### [GOAL]
The required output is a single number: how many lines of the material contain the string "powder".

Start of ROWS

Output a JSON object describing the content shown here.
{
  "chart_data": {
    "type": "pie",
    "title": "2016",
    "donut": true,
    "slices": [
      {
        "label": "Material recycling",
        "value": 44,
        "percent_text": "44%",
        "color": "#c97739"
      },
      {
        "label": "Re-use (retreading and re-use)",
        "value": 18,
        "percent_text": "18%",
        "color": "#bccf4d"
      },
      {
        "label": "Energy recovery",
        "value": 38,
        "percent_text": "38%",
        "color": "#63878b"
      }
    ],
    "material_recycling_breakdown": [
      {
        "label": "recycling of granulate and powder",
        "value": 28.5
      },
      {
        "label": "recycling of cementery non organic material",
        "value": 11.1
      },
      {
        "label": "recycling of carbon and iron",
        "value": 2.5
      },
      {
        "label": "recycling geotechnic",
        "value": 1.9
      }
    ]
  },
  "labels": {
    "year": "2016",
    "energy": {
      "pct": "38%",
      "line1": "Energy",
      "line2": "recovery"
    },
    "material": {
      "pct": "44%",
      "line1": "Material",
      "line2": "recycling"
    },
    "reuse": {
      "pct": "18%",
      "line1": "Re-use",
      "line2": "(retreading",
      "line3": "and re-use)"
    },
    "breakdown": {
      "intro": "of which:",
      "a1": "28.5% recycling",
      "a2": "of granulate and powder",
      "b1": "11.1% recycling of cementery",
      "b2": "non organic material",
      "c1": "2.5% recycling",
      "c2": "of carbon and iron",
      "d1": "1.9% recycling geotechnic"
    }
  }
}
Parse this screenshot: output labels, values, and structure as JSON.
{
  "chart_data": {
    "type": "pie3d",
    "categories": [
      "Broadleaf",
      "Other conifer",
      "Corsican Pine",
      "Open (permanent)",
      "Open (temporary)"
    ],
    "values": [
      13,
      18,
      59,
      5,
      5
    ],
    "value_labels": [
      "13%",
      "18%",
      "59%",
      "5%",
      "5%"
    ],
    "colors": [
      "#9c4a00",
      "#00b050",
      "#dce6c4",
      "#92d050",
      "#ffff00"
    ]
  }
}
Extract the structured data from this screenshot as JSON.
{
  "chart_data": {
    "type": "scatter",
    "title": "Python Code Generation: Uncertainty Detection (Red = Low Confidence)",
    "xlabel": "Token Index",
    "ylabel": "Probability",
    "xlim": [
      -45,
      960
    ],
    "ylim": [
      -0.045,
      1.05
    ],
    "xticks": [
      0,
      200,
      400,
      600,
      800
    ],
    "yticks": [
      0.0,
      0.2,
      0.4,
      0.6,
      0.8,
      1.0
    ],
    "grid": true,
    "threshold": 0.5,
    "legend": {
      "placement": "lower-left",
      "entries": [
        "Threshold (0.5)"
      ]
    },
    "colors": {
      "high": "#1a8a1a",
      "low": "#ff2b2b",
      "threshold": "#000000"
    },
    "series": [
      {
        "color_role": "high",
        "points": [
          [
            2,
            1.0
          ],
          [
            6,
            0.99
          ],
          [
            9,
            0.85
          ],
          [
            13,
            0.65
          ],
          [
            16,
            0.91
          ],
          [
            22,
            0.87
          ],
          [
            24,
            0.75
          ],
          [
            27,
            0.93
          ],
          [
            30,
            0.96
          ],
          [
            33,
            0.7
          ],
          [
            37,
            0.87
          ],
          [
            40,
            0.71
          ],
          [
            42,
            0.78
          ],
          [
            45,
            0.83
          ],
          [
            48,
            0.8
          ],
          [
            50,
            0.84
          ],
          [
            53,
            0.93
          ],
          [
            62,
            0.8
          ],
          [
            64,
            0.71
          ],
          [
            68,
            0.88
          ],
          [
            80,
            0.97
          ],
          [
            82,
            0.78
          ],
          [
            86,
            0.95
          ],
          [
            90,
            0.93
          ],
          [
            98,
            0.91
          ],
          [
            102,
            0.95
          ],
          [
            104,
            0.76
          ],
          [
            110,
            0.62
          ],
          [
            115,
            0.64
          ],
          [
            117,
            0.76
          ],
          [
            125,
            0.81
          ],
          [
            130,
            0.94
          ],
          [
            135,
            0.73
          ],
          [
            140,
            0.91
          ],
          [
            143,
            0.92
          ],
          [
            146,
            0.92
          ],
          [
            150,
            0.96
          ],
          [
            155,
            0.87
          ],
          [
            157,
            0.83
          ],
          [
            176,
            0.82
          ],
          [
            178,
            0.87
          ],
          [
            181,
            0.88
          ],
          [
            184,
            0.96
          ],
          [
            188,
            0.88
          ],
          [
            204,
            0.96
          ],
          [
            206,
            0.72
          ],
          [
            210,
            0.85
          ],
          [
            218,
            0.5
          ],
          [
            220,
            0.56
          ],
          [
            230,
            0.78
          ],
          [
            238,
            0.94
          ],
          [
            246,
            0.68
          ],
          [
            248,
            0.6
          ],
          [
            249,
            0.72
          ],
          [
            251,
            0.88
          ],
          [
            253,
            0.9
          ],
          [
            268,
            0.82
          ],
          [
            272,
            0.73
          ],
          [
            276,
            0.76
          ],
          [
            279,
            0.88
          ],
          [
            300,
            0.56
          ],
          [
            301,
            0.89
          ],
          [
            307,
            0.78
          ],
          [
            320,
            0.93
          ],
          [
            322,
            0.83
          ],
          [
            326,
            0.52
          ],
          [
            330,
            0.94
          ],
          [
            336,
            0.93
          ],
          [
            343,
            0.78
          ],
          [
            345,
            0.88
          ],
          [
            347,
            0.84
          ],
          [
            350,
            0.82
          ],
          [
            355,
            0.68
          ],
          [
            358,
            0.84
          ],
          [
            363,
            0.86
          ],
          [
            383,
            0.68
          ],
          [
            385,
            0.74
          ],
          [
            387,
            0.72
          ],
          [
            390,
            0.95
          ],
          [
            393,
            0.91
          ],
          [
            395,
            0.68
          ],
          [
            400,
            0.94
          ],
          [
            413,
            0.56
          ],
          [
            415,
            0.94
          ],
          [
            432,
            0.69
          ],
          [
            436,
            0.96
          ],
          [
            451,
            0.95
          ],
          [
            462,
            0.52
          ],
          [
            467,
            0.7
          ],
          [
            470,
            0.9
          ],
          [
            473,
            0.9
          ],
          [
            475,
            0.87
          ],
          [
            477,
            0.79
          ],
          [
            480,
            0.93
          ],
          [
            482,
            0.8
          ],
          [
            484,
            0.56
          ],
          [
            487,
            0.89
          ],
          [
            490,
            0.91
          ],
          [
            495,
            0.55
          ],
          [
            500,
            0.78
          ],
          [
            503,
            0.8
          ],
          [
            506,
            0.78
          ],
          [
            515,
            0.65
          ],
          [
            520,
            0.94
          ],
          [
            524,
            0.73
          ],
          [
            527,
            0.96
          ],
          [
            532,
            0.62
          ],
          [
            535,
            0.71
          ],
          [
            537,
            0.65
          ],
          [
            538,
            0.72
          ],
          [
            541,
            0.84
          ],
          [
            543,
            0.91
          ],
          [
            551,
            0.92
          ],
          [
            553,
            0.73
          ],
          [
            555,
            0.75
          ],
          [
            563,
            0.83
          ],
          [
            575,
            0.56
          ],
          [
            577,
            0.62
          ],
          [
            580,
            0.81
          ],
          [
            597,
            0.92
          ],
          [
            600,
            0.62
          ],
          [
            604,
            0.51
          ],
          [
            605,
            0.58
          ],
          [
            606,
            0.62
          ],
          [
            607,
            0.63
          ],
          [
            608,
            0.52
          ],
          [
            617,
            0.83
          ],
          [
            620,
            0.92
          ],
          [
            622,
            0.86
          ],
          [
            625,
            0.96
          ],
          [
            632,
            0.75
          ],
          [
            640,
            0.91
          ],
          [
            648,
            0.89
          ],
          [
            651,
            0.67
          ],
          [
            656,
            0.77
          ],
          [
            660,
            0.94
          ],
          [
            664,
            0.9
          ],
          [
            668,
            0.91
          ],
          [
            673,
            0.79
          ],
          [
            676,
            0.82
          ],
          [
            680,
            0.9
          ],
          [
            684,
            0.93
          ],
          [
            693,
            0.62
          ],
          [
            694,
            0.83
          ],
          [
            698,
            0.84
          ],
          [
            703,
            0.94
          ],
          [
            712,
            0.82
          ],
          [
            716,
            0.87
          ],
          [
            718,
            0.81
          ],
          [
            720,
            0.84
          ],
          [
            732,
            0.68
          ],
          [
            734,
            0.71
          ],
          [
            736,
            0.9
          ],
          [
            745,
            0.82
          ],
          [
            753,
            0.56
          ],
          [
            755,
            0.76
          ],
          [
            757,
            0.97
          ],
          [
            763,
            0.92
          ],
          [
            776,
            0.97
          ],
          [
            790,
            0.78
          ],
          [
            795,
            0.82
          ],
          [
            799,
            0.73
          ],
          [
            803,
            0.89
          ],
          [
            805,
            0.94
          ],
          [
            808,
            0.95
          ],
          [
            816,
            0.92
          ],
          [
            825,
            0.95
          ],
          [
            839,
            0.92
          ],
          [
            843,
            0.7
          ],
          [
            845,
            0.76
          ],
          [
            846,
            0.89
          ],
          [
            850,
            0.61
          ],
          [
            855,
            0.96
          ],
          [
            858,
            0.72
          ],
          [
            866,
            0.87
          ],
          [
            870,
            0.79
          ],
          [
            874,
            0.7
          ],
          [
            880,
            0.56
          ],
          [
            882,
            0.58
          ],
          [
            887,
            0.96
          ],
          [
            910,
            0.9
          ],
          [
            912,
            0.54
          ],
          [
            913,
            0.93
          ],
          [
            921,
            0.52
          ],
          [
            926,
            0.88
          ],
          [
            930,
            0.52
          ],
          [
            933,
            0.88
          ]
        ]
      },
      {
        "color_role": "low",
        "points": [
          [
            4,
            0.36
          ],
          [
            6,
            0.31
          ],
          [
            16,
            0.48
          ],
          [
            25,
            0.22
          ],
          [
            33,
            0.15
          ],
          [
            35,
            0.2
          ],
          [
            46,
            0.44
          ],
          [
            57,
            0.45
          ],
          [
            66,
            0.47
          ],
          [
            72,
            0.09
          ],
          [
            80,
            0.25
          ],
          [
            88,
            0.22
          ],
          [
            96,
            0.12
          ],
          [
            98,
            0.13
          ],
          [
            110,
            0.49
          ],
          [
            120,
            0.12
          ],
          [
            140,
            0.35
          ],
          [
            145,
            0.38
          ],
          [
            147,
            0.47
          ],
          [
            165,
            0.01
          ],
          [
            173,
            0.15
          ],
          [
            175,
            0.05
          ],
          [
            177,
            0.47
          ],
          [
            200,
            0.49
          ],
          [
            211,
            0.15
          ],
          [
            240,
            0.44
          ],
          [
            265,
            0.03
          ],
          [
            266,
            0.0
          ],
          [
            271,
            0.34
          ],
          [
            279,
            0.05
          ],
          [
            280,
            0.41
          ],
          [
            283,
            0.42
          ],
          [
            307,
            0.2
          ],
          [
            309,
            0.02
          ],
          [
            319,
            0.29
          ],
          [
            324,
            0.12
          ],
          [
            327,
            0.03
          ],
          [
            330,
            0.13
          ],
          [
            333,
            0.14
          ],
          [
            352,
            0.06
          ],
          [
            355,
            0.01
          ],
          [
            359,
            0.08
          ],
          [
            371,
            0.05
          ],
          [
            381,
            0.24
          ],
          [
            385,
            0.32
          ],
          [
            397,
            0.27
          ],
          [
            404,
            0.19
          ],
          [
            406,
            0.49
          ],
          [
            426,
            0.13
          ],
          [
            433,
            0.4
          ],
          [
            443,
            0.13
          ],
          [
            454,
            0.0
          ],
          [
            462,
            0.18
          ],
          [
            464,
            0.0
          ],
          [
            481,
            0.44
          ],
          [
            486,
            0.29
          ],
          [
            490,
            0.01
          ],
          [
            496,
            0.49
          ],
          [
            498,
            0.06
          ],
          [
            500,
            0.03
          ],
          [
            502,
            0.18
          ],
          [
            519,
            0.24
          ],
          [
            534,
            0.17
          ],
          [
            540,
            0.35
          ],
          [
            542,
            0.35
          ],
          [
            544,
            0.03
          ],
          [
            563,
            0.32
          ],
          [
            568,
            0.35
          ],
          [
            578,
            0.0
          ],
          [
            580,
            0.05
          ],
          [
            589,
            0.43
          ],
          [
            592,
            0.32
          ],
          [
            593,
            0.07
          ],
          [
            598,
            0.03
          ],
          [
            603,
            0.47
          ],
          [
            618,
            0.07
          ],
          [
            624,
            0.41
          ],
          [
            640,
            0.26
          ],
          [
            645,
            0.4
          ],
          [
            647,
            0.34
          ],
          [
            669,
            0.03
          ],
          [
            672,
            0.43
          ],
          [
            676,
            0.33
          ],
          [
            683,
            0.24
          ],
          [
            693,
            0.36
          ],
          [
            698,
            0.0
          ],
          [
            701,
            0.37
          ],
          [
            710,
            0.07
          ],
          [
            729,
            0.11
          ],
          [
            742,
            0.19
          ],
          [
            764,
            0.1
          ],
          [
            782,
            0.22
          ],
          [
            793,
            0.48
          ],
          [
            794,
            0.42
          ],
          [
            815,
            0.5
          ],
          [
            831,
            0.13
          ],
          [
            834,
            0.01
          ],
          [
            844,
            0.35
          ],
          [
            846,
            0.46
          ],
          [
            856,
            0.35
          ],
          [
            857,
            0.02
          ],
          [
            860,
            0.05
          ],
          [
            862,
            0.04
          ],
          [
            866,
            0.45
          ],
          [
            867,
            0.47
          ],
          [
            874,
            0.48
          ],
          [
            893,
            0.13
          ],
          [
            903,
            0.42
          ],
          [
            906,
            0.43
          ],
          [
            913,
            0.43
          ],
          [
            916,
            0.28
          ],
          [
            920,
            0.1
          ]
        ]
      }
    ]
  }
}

End of ROWS

### [TASK ANSWER]
2